Saved data entries
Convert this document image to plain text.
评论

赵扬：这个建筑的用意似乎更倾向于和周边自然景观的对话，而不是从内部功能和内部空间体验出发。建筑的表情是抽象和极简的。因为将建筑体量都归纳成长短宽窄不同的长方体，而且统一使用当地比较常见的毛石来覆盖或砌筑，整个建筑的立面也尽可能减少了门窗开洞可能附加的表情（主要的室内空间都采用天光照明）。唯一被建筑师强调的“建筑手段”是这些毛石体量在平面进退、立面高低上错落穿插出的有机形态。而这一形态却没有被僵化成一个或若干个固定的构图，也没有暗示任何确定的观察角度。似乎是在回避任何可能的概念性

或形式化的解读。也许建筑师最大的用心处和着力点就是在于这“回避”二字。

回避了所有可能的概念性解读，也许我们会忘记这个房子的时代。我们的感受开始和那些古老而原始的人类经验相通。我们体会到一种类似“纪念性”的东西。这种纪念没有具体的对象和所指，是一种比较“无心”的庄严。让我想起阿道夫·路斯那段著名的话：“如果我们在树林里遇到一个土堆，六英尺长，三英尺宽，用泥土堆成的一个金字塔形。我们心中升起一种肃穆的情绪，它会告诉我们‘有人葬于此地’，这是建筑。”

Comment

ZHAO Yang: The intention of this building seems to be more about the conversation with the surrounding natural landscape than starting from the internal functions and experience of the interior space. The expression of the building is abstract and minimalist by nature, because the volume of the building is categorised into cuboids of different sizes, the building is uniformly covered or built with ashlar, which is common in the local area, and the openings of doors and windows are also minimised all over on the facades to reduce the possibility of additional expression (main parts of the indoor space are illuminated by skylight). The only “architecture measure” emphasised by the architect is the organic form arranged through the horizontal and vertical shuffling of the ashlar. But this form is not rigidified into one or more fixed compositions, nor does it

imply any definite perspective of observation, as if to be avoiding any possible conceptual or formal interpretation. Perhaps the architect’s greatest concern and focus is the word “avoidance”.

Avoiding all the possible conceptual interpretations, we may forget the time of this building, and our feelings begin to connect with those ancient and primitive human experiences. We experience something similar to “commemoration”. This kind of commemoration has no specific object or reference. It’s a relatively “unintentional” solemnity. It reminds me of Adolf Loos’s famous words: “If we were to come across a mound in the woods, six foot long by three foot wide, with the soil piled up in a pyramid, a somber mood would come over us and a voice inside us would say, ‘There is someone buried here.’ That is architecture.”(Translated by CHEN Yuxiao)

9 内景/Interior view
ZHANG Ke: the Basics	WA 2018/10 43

- GIVEN INSTRUCTION -
Type out the entries again, word for word.

- RESPONSE -
Convert this document image to plain text.
评论

赵扬：这个建筑的用意似乎更倾向于和周边自然景观的对话，而不是从内部功能和内部空间体验出发。建筑的表情是抽象和极简的。因为将建筑体量都归纳成长短宽窄不同的长方体，而且统一使用当地比较常见的毛石来覆盖或砌筑，整个建筑的立面也尽可能减少了门窗开洞可能附加的表情（主要的室内空间都采用天光照明）。唯一被建筑师强调的“建筑手段”是这些毛石体量在平面进退、立面高低上错落穿插出的有机形态。而这一形态却没有被僵化成一个或若干个固定的构图，也没有暗示任何确定的观察角度。似乎是在回避任何可能的概念性

或形式化的解读。也许建筑师最大的用心处和着力点就是在于这“回避”二字。

回避了所有可能的概念性解读，也许我们会忘记这个房子的时代。我们的感受开始和那些古老而原始的人类经验相通。我们体会到一种类似“纪念性”的东西。这种纪念没有具体的对象和所指，是一种比较“无心”的庄严。让我想起阿道夫·路斯那段著名的话：“如果我们在树林里遇到一个土堆，六英尺长，三英尺宽，用泥土堆成的一个金字塔形。我们心中升起一种肃穆的情绪，它会告诉我们‘有人葬于此地’，这是建筑。”

Comment

ZHAO Yang: The intention of this building seems to be more about the conversation with the surrounding natural landscape than starting from the internal functions and experience of the interior space. The expression of the building is abstract and minimalist by nature, because the volume of the building is categorised into cuboids of different sizes, the building is uniformly covered or built with ashlar, which is common in the local area, and the openings of doors and windows are also minimised all over on the facades to reduce the possibility of additional expression (main parts of the indoor space are illuminated by skylight). The only “architecture measure” emphasised by the architect is the organic form arranged through the horizontal and vertical shuffling of the ashlar. But this form is not rigidified into one or more fixed compositions, nor does it

imply any definite perspective of observation, as if to be avoiding any possible conceptual or formal interpretation. Perhaps the architect’s greatest concern and focus is the word “avoidance”.

Avoiding all the possible conceptual interpretations, we may forget the time of this building, and our feelings begin to connect with those ancient and primitive human experiences. We experience something similar to “commemoration”. This kind of commemoration has no specific object or reference. It’s a relatively “unintentional” solemnity. It reminds me of Adolf Loos’s famous words: “If we were to come across a mound in the woods, six foot long by three foot wide, with the soil piled up in a pyramid, a somber mood would come over us and a voice inside us would say, ‘There is someone buried here.’ That is architecture.”(Translated by CHEN Yuxiao)

9 内景/Interior view
ZHANG Ke: the Basics	WA 2018/10 43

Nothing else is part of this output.